- [WHAT YOU SHOULD DO]: Show every line containing "name" by copying it.
+---+
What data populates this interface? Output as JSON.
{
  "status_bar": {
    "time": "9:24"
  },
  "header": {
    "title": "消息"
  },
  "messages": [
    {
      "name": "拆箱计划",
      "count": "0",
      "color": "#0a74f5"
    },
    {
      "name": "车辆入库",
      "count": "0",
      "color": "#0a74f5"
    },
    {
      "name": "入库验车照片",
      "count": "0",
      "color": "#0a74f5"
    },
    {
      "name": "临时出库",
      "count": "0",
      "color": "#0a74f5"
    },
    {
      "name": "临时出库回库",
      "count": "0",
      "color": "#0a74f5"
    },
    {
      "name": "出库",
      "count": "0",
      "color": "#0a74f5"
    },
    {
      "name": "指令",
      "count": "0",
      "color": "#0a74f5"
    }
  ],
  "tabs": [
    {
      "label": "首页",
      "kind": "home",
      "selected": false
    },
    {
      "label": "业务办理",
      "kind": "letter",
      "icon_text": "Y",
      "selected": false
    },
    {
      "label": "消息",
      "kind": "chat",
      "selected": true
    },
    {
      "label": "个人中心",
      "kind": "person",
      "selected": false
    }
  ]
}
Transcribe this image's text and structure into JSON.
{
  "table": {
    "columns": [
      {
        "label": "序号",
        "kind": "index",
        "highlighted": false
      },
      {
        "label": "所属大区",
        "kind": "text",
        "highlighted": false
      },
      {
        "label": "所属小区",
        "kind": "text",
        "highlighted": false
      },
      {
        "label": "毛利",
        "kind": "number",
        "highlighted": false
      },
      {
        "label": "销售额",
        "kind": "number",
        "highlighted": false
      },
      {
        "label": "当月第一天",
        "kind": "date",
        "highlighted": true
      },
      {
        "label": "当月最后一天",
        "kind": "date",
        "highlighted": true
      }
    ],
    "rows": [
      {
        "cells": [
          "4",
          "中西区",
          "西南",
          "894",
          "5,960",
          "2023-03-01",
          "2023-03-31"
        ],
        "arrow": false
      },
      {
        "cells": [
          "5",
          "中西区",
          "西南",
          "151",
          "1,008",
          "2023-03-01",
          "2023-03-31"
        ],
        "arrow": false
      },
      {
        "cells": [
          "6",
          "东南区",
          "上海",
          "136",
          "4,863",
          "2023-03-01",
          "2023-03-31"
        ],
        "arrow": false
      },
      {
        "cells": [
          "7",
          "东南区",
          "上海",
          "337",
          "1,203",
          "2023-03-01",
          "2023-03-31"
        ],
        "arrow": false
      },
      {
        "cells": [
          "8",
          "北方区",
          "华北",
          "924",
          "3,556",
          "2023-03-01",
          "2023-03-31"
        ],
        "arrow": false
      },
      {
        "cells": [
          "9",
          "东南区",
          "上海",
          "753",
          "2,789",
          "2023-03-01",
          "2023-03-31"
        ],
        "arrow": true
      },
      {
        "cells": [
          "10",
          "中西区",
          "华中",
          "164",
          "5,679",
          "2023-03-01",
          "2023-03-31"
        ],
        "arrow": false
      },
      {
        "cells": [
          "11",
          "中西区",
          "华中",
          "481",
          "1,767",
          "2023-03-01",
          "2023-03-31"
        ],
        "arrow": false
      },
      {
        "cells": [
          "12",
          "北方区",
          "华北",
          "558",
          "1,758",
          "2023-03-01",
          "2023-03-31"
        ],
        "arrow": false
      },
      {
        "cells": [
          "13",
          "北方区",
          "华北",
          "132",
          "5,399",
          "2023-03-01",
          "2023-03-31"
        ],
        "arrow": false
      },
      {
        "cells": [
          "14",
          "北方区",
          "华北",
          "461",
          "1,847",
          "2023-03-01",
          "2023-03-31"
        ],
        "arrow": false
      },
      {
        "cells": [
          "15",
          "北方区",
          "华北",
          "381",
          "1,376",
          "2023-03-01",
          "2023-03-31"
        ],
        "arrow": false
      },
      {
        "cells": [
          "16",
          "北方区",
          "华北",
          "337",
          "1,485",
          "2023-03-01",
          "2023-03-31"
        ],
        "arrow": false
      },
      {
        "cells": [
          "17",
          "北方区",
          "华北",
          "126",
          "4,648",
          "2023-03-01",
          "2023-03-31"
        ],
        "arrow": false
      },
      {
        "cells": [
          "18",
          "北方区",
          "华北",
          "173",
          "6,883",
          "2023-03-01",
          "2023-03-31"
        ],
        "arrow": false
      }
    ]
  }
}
+---+
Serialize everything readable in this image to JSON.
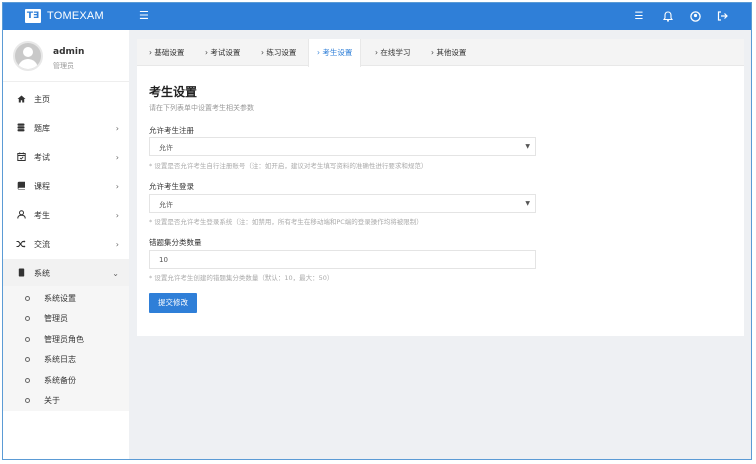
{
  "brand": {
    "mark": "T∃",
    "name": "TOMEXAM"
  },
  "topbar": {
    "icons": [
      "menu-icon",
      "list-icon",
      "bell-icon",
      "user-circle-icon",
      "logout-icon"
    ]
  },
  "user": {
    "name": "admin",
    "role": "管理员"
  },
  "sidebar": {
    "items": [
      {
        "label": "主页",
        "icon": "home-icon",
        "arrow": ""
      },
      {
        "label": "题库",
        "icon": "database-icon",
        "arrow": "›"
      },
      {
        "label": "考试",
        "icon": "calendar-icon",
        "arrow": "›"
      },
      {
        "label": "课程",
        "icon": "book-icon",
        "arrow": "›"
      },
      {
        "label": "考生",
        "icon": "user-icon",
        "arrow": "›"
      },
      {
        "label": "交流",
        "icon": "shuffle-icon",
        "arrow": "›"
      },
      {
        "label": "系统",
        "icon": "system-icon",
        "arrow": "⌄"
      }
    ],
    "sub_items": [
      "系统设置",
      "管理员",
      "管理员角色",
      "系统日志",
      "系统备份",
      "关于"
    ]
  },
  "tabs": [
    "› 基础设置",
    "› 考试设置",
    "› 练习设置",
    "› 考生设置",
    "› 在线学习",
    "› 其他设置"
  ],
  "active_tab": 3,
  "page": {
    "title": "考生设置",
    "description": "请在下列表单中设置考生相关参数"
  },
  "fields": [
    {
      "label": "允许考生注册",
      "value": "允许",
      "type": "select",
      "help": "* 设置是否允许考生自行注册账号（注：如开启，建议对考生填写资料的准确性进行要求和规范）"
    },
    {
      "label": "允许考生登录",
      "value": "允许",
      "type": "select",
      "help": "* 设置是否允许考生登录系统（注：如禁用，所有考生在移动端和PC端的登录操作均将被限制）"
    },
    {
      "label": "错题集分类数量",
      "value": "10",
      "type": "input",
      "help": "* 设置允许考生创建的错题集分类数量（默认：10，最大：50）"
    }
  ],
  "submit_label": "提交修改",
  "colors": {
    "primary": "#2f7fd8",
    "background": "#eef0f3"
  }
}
+---+
- [ANSWER IN FULL]:
      "name": "拆箱计划",
      "name": "车辆入库",
      "name": "入库验车照片",
      "name": "临时出库",
      "name": "临时出库回库",
      "name": "出库",
      "name": "指令",
    "name": "TOMEXAM"
    "name": "admin",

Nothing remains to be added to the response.